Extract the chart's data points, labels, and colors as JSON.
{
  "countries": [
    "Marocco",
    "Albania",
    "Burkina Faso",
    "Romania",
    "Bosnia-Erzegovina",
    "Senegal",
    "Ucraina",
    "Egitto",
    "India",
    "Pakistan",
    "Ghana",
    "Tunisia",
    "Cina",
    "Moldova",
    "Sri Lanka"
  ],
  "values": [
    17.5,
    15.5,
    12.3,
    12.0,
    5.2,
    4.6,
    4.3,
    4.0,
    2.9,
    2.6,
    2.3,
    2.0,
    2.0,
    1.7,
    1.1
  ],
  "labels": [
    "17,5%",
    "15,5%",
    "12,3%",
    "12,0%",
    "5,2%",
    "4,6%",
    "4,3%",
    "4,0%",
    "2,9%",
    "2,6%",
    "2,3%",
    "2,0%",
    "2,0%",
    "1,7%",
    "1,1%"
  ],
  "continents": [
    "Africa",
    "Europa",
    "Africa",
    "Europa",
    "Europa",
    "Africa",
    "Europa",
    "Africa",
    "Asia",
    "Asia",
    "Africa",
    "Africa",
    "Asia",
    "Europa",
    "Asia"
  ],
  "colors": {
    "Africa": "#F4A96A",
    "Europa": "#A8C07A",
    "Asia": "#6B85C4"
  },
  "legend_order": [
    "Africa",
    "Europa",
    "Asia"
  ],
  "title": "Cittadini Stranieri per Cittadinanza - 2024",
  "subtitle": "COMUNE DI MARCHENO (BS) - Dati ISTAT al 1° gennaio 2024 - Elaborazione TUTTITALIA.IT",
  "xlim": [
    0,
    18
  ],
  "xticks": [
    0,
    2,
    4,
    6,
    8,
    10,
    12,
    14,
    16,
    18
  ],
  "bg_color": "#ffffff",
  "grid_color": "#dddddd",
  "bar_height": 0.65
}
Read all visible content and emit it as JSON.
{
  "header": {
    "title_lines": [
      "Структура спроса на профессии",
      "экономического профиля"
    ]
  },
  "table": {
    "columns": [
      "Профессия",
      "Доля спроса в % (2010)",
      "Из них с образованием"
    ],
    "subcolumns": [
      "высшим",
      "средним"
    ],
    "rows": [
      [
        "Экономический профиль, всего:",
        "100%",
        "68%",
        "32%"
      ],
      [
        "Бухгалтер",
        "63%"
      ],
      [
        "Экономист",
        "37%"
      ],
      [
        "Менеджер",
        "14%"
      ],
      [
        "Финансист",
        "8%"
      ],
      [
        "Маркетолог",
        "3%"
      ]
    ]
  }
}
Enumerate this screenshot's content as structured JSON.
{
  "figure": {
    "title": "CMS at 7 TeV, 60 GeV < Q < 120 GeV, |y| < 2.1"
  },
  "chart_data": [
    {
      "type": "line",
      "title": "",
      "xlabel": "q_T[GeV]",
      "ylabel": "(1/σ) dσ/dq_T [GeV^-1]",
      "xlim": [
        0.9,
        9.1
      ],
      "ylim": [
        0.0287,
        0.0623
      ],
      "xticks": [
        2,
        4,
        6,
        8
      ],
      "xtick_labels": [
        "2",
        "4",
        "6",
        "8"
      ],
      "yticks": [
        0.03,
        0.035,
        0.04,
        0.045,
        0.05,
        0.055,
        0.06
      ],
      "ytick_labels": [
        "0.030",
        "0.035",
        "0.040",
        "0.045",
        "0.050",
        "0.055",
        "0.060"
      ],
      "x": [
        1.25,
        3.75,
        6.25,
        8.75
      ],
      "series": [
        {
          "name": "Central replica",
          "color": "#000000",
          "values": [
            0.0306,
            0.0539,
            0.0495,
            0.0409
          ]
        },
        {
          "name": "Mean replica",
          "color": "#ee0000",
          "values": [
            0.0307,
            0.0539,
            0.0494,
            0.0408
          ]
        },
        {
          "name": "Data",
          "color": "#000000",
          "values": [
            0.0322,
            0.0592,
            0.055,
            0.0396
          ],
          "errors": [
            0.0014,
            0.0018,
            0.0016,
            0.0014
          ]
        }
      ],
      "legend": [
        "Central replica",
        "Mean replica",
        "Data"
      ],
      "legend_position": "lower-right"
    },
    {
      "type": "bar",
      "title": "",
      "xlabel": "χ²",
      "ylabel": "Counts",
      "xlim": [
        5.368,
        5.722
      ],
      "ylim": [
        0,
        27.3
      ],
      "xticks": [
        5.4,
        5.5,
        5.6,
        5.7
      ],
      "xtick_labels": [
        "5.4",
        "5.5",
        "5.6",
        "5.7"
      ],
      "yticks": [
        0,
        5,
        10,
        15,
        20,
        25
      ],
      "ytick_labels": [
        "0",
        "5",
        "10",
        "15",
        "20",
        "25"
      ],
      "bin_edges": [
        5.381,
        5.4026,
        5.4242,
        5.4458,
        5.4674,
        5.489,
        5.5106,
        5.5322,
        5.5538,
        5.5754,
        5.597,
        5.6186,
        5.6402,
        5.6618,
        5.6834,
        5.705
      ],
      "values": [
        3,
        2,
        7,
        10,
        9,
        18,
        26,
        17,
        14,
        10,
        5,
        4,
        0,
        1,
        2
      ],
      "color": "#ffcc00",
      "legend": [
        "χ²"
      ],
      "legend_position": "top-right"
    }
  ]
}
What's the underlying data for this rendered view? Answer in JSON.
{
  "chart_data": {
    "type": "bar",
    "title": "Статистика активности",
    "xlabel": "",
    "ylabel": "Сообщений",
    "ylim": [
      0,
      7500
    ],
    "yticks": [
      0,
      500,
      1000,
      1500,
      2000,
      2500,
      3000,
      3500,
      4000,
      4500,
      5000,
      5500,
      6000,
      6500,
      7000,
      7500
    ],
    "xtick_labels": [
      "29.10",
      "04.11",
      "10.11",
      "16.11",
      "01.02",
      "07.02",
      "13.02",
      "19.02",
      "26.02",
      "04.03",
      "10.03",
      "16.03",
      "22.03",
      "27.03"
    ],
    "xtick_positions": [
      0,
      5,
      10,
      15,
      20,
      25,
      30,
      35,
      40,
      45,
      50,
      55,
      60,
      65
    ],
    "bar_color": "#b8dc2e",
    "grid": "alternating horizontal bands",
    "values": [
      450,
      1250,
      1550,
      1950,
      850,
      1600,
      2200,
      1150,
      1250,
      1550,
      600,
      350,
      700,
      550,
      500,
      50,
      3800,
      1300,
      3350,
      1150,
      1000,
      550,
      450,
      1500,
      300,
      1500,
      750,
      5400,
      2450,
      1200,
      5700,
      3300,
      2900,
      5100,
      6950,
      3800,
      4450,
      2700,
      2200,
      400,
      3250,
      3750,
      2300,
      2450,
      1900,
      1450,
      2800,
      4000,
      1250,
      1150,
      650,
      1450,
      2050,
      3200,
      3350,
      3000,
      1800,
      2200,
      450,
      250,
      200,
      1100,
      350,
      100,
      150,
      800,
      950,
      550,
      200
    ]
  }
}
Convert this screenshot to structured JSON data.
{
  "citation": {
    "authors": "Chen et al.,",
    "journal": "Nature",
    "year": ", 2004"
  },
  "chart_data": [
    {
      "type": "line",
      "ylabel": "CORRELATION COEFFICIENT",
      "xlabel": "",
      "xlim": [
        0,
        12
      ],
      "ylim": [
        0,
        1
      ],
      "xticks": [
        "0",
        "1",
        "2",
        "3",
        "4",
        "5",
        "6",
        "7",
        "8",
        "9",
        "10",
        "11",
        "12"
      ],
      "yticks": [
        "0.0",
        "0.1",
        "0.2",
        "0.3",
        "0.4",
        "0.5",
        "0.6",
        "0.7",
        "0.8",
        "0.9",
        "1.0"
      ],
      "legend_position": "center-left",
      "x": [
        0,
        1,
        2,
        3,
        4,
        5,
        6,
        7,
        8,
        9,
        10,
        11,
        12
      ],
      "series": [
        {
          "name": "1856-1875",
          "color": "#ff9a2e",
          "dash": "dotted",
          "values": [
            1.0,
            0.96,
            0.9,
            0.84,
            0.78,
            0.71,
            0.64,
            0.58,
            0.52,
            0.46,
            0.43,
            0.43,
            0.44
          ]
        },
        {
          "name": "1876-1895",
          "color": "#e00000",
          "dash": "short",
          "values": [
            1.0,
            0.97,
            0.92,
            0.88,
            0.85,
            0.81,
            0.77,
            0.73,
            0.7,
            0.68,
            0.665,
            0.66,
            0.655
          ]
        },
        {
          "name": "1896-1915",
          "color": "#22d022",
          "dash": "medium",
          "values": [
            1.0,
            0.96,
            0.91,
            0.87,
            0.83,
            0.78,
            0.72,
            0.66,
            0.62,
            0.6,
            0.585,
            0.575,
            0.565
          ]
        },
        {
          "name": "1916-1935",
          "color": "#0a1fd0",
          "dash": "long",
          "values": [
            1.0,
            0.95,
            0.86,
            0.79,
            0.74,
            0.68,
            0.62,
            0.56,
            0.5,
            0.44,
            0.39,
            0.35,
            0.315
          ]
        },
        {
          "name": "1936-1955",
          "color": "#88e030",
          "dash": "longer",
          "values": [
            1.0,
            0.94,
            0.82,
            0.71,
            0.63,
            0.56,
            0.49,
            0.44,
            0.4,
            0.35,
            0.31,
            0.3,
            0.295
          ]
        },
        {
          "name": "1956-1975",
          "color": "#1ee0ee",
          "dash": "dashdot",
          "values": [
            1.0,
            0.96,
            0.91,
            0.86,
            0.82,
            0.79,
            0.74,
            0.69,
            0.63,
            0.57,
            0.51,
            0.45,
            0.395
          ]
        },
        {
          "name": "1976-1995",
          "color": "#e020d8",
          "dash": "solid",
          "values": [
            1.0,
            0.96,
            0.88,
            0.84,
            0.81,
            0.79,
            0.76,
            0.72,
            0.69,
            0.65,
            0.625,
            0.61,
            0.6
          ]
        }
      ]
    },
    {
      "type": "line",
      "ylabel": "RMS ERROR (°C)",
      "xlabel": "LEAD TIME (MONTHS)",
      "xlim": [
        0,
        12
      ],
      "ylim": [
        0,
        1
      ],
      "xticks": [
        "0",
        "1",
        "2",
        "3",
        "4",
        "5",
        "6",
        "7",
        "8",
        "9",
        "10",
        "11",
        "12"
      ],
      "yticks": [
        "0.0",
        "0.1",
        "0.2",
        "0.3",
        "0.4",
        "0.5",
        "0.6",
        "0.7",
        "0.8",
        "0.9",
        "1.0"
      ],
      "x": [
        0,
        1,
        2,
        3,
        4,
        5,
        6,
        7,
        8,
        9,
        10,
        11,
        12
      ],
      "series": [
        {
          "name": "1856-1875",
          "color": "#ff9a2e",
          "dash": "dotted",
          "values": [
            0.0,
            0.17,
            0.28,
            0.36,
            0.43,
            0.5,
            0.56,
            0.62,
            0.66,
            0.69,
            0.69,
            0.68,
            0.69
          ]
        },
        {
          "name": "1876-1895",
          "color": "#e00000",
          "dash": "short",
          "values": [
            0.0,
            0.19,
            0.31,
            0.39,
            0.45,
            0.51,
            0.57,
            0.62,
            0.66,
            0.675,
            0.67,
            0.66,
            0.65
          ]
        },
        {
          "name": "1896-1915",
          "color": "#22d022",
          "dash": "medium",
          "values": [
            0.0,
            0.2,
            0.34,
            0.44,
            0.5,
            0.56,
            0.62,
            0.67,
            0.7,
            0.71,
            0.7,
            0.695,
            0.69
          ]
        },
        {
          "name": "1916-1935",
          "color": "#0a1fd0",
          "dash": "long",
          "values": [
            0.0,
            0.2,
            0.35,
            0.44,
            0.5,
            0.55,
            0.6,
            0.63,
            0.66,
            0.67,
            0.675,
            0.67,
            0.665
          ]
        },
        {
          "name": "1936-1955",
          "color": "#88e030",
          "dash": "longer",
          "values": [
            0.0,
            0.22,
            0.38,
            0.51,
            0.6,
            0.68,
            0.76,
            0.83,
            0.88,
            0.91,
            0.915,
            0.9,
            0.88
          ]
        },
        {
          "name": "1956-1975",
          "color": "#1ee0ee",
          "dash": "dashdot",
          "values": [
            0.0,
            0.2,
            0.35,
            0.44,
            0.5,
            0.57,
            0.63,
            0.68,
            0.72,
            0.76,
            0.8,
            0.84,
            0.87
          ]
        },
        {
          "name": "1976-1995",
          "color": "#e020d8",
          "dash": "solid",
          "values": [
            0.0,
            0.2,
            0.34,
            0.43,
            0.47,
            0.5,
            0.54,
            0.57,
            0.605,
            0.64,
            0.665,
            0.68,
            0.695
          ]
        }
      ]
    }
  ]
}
■ ■ ■ ■ ■
OBJECTIVE: From the listing above, pick out every line containing "replica".

PROBLEM SOLUTION:
          "name": "Central replica",
          "name": "Mean replica",
        "Central replica",
        "Mean replica",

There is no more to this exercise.